DESCRIPTION OF THE TASK
Every line below that contains "this" is to be copied.

MATERIAL TO PROCESS
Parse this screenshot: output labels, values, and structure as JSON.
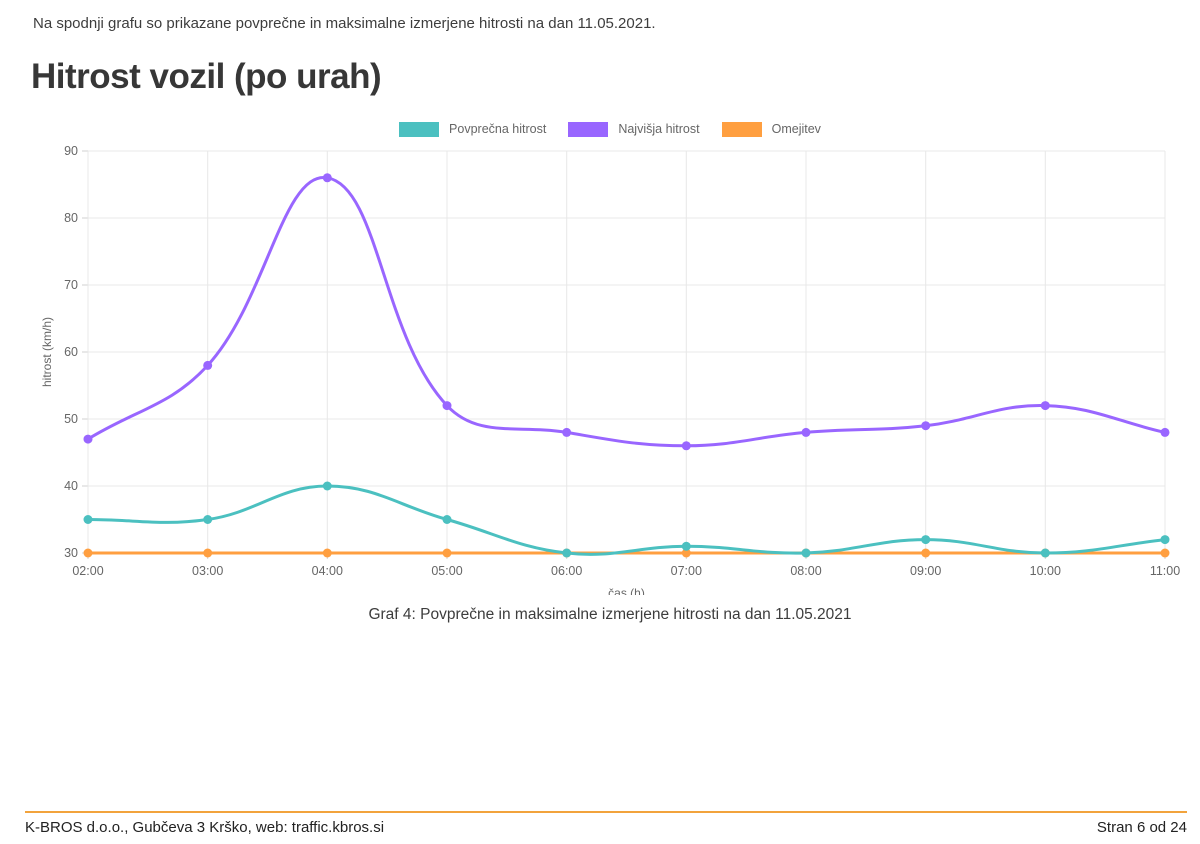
{
  "page": {
    "intro": "Na spodnji grafu so prikazane povprečne in maksimalne izmerjene hitrosti na dan 11.05.2021.",
    "title": "Hitrost vozil (po urah)",
    "caption": "Graf 4: Povprečne in maksimalne izmerjene hitrosti na dan 11.05.2021",
    "footer": {
      "left": "K-BROS d.o.o., Gubčeva 3 Krško, web: traffic.kbros.si",
      "right": "Stran 6 od 24",
      "rule_color": "#f2a33c"
    }
  },
  "chart_data": {
    "type": "line",
    "x": [
      "02:00",
      "03:00",
      "04:00",
      "05:00",
      "06:00",
      "07:00",
      "08:00",
      "09:00",
      "10:00",
      "11:00"
    ],
    "series": [
      {
        "name": "Povprečna hitrost",
        "color": "#4BC0C0",
        "values": [
          35,
          35,
          40,
          35,
          30,
          31,
          30,
          32,
          30,
          32
        ]
      },
      {
        "name": "Najvišja hitrost",
        "color": "#9966FF",
        "values": [
          47,
          58,
          86,
          52,
          48,
          46,
          48,
          49,
          52,
          48
        ]
      },
      {
        "name": "Omejitev",
        "color": "#FF9F40",
        "values": [
          30,
          30,
          30,
          30,
          30,
          30,
          30,
          30,
          30,
          30
        ]
      }
    ],
    "xlabel": "čas (h)",
    "ylabel": "hitrost (km/h)",
    "ylim": [
      30,
      90
    ],
    "y_ticks": [
      30,
      40,
      50,
      60,
      70,
      80,
      90
    ],
    "grid": true,
    "legend_position": "top",
    "line_tension": 0.4,
    "grid_color": "#e8e8e8",
    "tick_color": "#d2d2d2",
    "tick_label_color": "#666666"
  }
}
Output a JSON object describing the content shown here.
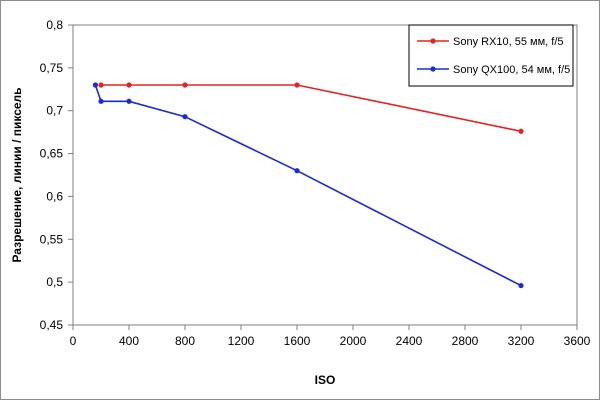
{
  "chart_data": {
    "type": "line",
    "xlabel": "ISO",
    "ylabel": "Разрешение, линии / пиксель",
    "xlim": [
      0,
      3600
    ],
    "ylim": [
      0.45,
      0.8
    ],
    "xticks": [
      0,
      400,
      800,
      1200,
      1600,
      2000,
      2400,
      2800,
      3200,
      3600
    ],
    "yticks": [
      0.45,
      0.5,
      0.55,
      0.6,
      0.65,
      0.7,
      0.75,
      0.8
    ],
    "xtick_labels": [
      "0",
      "400",
      "800",
      "1200",
      "1600",
      "2000",
      "2400",
      "2800",
      "3200",
      "3600"
    ],
    "ytick_labels": [
      "0,45",
      "0,5",
      "0,55",
      "0,6",
      "0,65",
      "0,7",
      "0,75",
      "0,8"
    ],
    "grid": false,
    "legend_position": "top-right",
    "series": [
      {
        "name": "Sony RX10, 55 мм, f/5",
        "color": "#e8201f",
        "x": [
          200,
          400,
          800,
          1600,
          3200
        ],
        "y": [
          0.73,
          0.73,
          0.73,
          0.73,
          0.676
        ]
      },
      {
        "name": "Sony QX100, 54 мм, f/5",
        "color": "#1a2ad6",
        "x": [
          160,
          200,
          400,
          800,
          1600,
          3200
        ],
        "y": [
          0.73,
          0.711,
          0.711,
          0.693,
          0.63,
          0.496
        ]
      }
    ]
  }
}
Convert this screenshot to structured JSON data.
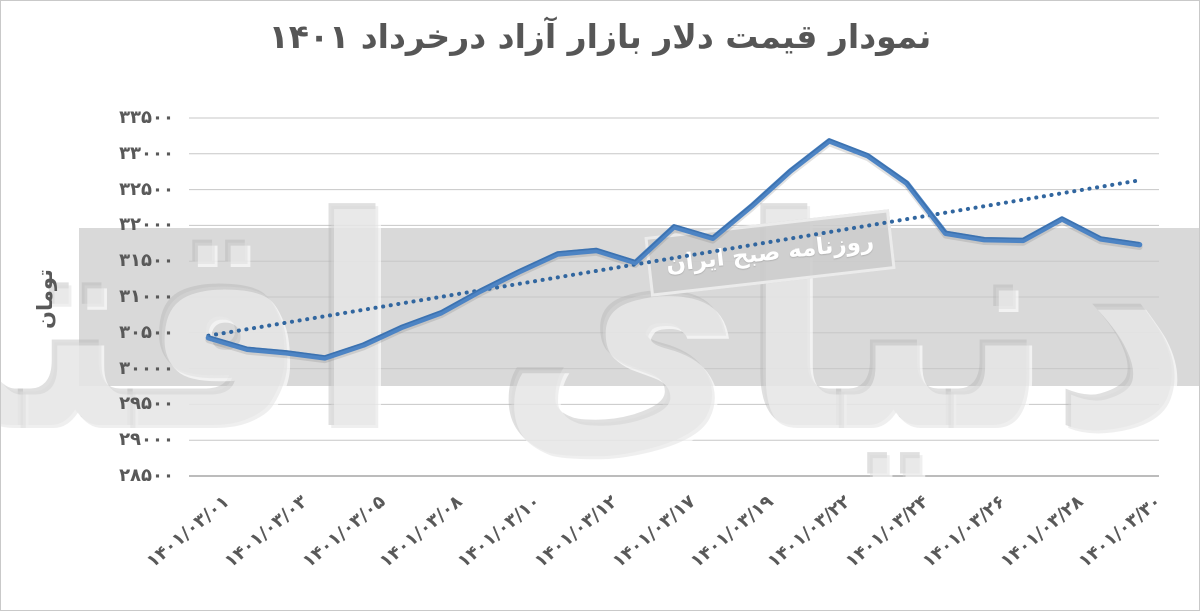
{
  "title": "نمودار قیمت دلار بازار آزاد درخرداد ۱۴۰۱",
  "y_axis": {
    "title": "تومان",
    "tick_labels_top_to_bottom": [
      "۳۳۵۰۰",
      "۳۳۰۰۰",
      "۳۲۵۰۰",
      "۳۲۰۰۰",
      "۳۱۵۰۰",
      "۳۱۰۰۰",
      "۳۰۵۰۰",
      "۳۰۰۰۰",
      "۲۹۵۰۰",
      "۲۹۰۰۰",
      "۲۸۵۰۰"
    ]
  },
  "watermark": {
    "big_text": "دنیای اقتصاد",
    "stamp_text": "روزنامه صبح ایران"
  },
  "colors": {
    "line": "#4d84c4",
    "line_top_edge": "#2f64a0",
    "line_shadow": "rgba(120,120,120,0.22)",
    "trendline": "#31669f",
    "band": "#d9d9d9",
    "grid": "#c7c7c7",
    "axis": "#a6a6a6",
    "tick_text": "#595959",
    "title_text": "#565656"
  },
  "chart_data": {
    "type": "line",
    "title": "نمودار قیمت دلار بازار آزاد درخرداد ۱۴۰۱",
    "ylabel": "تومان",
    "ylim": [
      28500,
      33500
    ],
    "y_tick_step": 500,
    "grid": true,
    "legend": "none",
    "x_tick_labels": [
      "۱۴۰۱/۰۳/۰۱",
      "۱۴۰۱/۰۳/۰۳",
      "۱۴۰۱/۰۳/۰۵",
      "۱۴۰۱/۰۳/۰۸",
      "۱۴۰۱/۰۳/۱۰",
      "۱۴۰۱/۰۳/۱۲",
      "۱۴۰۱/۰۳/۱۷",
      "۱۴۰۱/۰۳/۱۹",
      "۱۴۰۱/۰۳/۲۲",
      "۱۴۰۱/۰۳/۲۴",
      "۱۴۰۱/۰۳/۲۶",
      "۱۴۰۱/۰۳/۲۸",
      "۱۴۰۱/۰۳/۳۰"
    ],
    "x_label_interval": 2,
    "series": [
      {
        "name": "free-market-dollar-price-toman",
        "style": "solid",
        "values": [
          30430,
          30270,
          30220,
          30150,
          30330,
          30580,
          30780,
          31080,
          31350,
          31600,
          31650,
          31480,
          31980,
          31820,
          32270,
          32760,
          33180,
          32970,
          32590,
          31890,
          31800,
          31790,
          32090,
          31810,
          31730
        ]
      }
    ],
    "trendline": {
      "style": "dotted",
      "start_value": 30460,
      "end_value": 32630
    }
  }
}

ANSWER
Parse this screenshot: output labels, values, and structure as JSON.
Convert this screenshot to structured JSON data.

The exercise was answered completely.